Exercise task: Your task is to output the listing word for word, with pictures excluded.

Task inputs:
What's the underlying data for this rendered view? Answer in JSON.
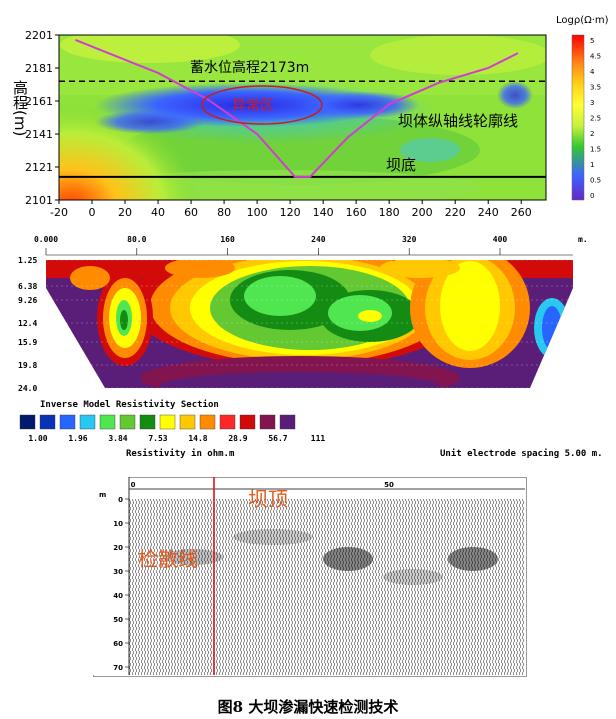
{
  "chart_data": [
    {
      "type": "heatmap",
      "title": "",
      "ylabel": "高程(m)",
      "xlabel": "",
      "xlim": [
        -20,
        275
      ],
      "ylim": [
        2101,
        2201
      ],
      "x_ticks": [
        -20,
        0,
        20,
        40,
        60,
        80,
        100,
        120,
        140,
        160,
        180,
        200,
        220,
        240,
        260
      ],
      "y_ticks": [
        2101,
        2121,
        2141,
        2161,
        2181,
        2201
      ],
      "colorbar": {
        "label": "Logρ(Ω·m)",
        "min": 0,
        "max": 5.5,
        "ticks": [
          "5",
          "4.5",
          "4",
          "3.5",
          "3",
          "2.5",
          "2",
          "1.5",
          "1",
          "0.5",
          "0"
        ],
        "colors": [
          "#ff0000",
          "#ff8c1a",
          "#ffd21a",
          "#ffff33",
          "#c8f03c",
          "#32c832",
          "#3c64ff",
          "#6428c8"
        ]
      },
      "reference_lines": [
        {
          "label": "蓄水位高程2173m",
          "y": 2173,
          "style": "dashed"
        },
        {
          "label": "坝底",
          "y": 2115,
          "style": "solid"
        }
      ],
      "annotations": {
        "anomaly": "异常区",
        "axis_line": "坝体纵轴线轮廓线"
      },
      "dam_profile": {
        "x": [
          -10,
          10,
          40,
          70,
          100,
          123,
          132,
          155,
          180,
          210,
          240,
          258
        ],
        "y": [
          2198,
          2190,
          2178,
          2162,
          2141,
          2115,
          2115,
          2139,
          2159,
          2172,
          2181,
          2190
        ]
      }
    },
    {
      "type": "heatmap",
      "title": "Inverse Model Resistivity Section",
      "xlabel": "",
      "x_unit": "m.",
      "x_ticks": [
        "0.000",
        "80.0",
        "160",
        "240",
        "320",
        "400"
      ],
      "depth_ticks": [
        "1.25",
        "6.38",
        "9.26",
        "12.4",
        "15.9",
        "19.8",
        "24.0"
      ],
      "legend_ticks": [
        "1.00",
        "1.96",
        "3.84",
        "7.53",
        "14.8",
        "28.9",
        "56.7",
        "111"
      ],
      "legend_colors": [
        "#001a6e",
        "#0a32b4",
        "#2864ff",
        "#28c8f0",
        "#50e650",
        "#64c832",
        "#148c14",
        "#ffff00",
        "#ffc800",
        "#ff8c00",
        "#ff2828",
        "#d20a0a",
        "#821450",
        "#5a1e78"
      ],
      "legend_title": "Resistivity in ohm.m",
      "footnote": "Unit electrode spacing 5.00 m."
    },
    {
      "type": "table",
      "title": "",
      "depth_ticks": [
        "0",
        "10",
        "20",
        "30",
        "40",
        "50",
        "60",
        "70"
      ],
      "depth_unit": "m",
      "x_ticks": [
        "0",
        "50"
      ],
      "annotations": {
        "dam_top": "坝顶",
        "check_line": "检散线"
      }
    }
  ],
  "caption": "图8  大坝渗漏快速检测技术"
}
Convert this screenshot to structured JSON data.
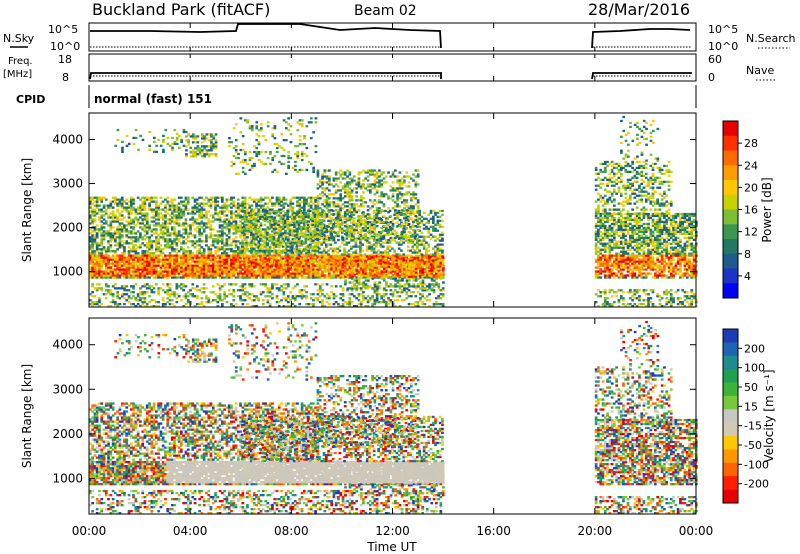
{
  "header": {
    "station": "Buckland Park (fitACF)",
    "beam": "Beam 02",
    "date": "28/Mar/2016"
  },
  "strips": {
    "nsky_label": "N.Sky",
    "nsky_ticks": [
      "10^5",
      "10^0"
    ],
    "nsearch_label": "N.Search",
    "nsearch_ticks": [
      "10^5",
      "10^0"
    ],
    "freq_label": "Freq.",
    "freq_unit": "[MHz]",
    "freq_ticks": [
      "18",
      "8"
    ],
    "nave_label": "Nave",
    "nave_ticks": [
      "60",
      "0"
    ],
    "cpid_label": "CPID",
    "cpid_value": "normal (fast) 151"
  },
  "chart_data": [
    {
      "type": "heatmap",
      "panel": "power",
      "ylabel": "Slant Range [km]",
      "yticks": [
        1000,
        2000,
        3000,
        4000
      ],
      "ylim": [
        200,
        4600
      ],
      "xlim_hours": [
        0,
        24
      ],
      "colorbar": {
        "label": "Power [dB]",
        "ticks": [
          "28",
          "24",
          "20",
          "16",
          "12",
          "8",
          "4"
        ],
        "colors": [
          "#e60000",
          "#ff3000",
          "#ff6a00",
          "#ff9d00",
          "#ffc800",
          "#c8d200",
          "#7dbe32",
          "#3c9650",
          "#237864",
          "#1e5a8c",
          "#1e32c8",
          "#0000ff"
        ]
      }
    },
    {
      "type": "heatmap",
      "panel": "velocity",
      "ylabel": "Slant Range [km]",
      "yticks": [
        1000,
        2000,
        3000,
        4000
      ],
      "ylim": [
        200,
        4600
      ],
      "xlim_hours": [
        0,
        24
      ],
      "colorbar": {
        "label": "Velocity [m s⁻¹]",
        "ticks": [
          "200",
          "100",
          "50",
          "15",
          "-15",
          "-50",
          "-100",
          "-200"
        ],
        "colors": [
          "#1e3cb4",
          "#1e64b4",
          "#1e8c8c",
          "#1ea050",
          "#3cb43c",
          "#78c83c",
          "#c8c8c0",
          "#d2c8b4",
          "#ffc800",
          "#ff9600",
          "#ff6400",
          "#ff1e00",
          "#e60000"
        ]
      }
    }
  ],
  "xaxis": {
    "label": "Time UT",
    "ticks": [
      "00:00",
      "04:00",
      "08:00",
      "12:00",
      "16:00",
      "20:00",
      "00:00"
    ]
  }
}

Solution:
What's the underlying data for this rendered view? Answer in JSON.
{
  "chart_data": [
    {
      "type": "heatmap",
      "title": "",
      "ylabel": "高程(m)",
      "xlabel": "",
      "xlim": [
        -20,
        275
      ],
      "ylim": [
        2101,
        2201
      ],
      "x_ticks": [
        -20,
        0,
        20,
        40,
        60,
        80,
        100,
        120,
        140,
        160,
        180,
        200,
        220,
        240,
        260
      ],
      "y_ticks": [
        2101,
        2121,
        2141,
        2161,
        2181,
        2201
      ],
      "colorbar": {
        "label": "Logρ(Ω·m)",
        "min": 0,
        "max": 5.5,
        "ticks": [
          "5",
          "4.5",
          "4",
          "3.5",
          "3",
          "2.5",
          "2",
          "1.5",
          "1",
          "0.5",
          "0"
        ],
        "colors": [
          "#ff0000",
          "#ff8c1a",
          "#ffd21a",
          "#ffff33",
          "#c8f03c",
          "#32c832",
          "#3c64ff",
          "#6428c8"
        ]
      },
      "reference_lines": [
        {
          "label": "蓄水位高程2173m",
          "y": 2173,
          "style": "dashed"
        },
        {
          "label": "坝底",
          "y": 2115,
          "style": "solid"
        }
      ],
      "annotations": {
        "anomaly": "异常区",
        "axis_line": "坝体纵轴线轮廓线"
      },
      "dam_profile": {
        "x": [
          -10,
          10,
          40,
          70,
          100,
          123,
          132,
          155,
          180,
          210,
          240,
          258
        ],
        "y": [
          2198,
          2190,
          2178,
          2162,
          2141,
          2115,
          2115,
          2139,
          2159,
          2172,
          2181,
          2190
        ]
      }
    },
    {
      "type": "heatmap",
      "title": "Inverse Model Resistivity Section",
      "xlabel": "",
      "x_unit": "m.",
      "x_ticks": [
        "0.000",
        "80.0",
        "160",
        "240",
        "320",
        "400"
      ],
      "depth_ticks": [
        "1.25",
        "6.38",
        "9.26",
        "12.4",
        "15.9",
        "19.8",
        "24.0"
      ],
      "legend_ticks": [
        "1.00",
        "1.96",
        "3.84",
        "7.53",
        "14.8",
        "28.9",
        "56.7",
        "111"
      ],
      "legend_colors": [
        "#001a6e",
        "#0a32b4",
        "#2864ff",
        "#28c8f0",
        "#50e650",
        "#64c832",
        "#148c14",
        "#ffff00",
        "#ffc800",
        "#ff8c00",
        "#ff2828",
        "#d20a0a",
        "#821450",
        "#5a1e78"
      ],
      "legend_title": "Resistivity in ohm.m",
      "footnote": "Unit electrode spacing 5.00 m."
    },
    {
      "type": "table",
      "title": "",
      "depth_ticks": [
        "0",
        "10",
        "20",
        "30",
        "40",
        "50",
        "60",
        "70"
      ],
      "depth_unit": "m",
      "x_ticks": [
        "0",
        "50"
      ],
      "annotations": {
        "dam_top": "坝顶",
        "check_line": "检散线"
      }
    }
  ],
  "caption": "图8  大坝渗漏快速检测技术"
}
Convert this screenshot to structured JSON data.
{
  "header": {
    "station": "Buckland Park (fitACF)",
    "beam": "Beam 02",
    "date": "28/Mar/2016"
  },
  "strips": {
    "nsky_label": "N.Sky",
    "nsky_ticks": [
      "10^5",
      "10^0"
    ],
    "nsearch_label": "N.Search",
    "nsearch_ticks": [
      "10^5",
      "10^0"
    ],
    "freq_label": "Freq.",
    "freq_unit": "[MHz]",
    "freq_ticks": [
      "18",
      "8"
    ],
    "nave_label": "Nave",
    "nave_ticks": [
      "60",
      "0"
    ],
    "cpid_label": "CPID",
    "cpid_value": "normal (fast) 151"
  },
  "chart_data": [
    {
      "type": "heatmap",
      "panel": "power",
      "ylabel": "Slant Range [km]",
      "yticks": [
        1000,
        2000,
        3000,
        4000
      ],
      "ylim": [
        200,
        4600
      ],
      "xlim_hours": [
        0,
        24
      ],
      "colorbar": {
        "label": "Power [dB]",
        "ticks": [
          "28",
          "24",
          "20",
          "16",
          "12",
          "8",
          "4"
        ],
        "colors": [
          "#e60000",
          "#ff3000",
          "#ff6a00",
          "#ff9d00",
          "#ffc800",
          "#c8d200",
          "#7dbe32",
          "#3c9650",
          "#237864",
          "#1e5a8c",
          "#1e32c8",
          "#0000ff"
        ]
      }
    },
    {
      "type": "heatmap",
      "panel": "velocity",
      "ylabel": "Slant Range [km]",
      "yticks": [
        1000,
        2000,
        3000,
        4000
      ],
      "ylim": [
        200,
        4600
      ],
      "xlim_hours": [
        0,
        24
      ],
      "colorbar": {
        "label": "Velocity [m s⁻¹]",
        "ticks": [
          "200",
          "100",
          "50",
          "15",
          "-15",
          "-50",
          "-100",
          "-200"
        ],
        "colors": [
          "#1e3cb4",
          "#1e64b4",
          "#1e8c8c",
          "#1ea050",
          "#3cb43c",
          "#78c83c",
          "#c8c8c0",
          "#d2c8b4",
          "#ffc800",
          "#ff9600",
          "#ff6400",
          "#ff1e00",
          "#e60000"
        ]
      }
    }
  ],
  "xaxis": {
    "label": "Time UT",
    "ticks": [
      "00:00",
      "04:00",
      "08:00",
      "12:00",
      "16:00",
      "20:00",
      "00:00"
    ]
  }
}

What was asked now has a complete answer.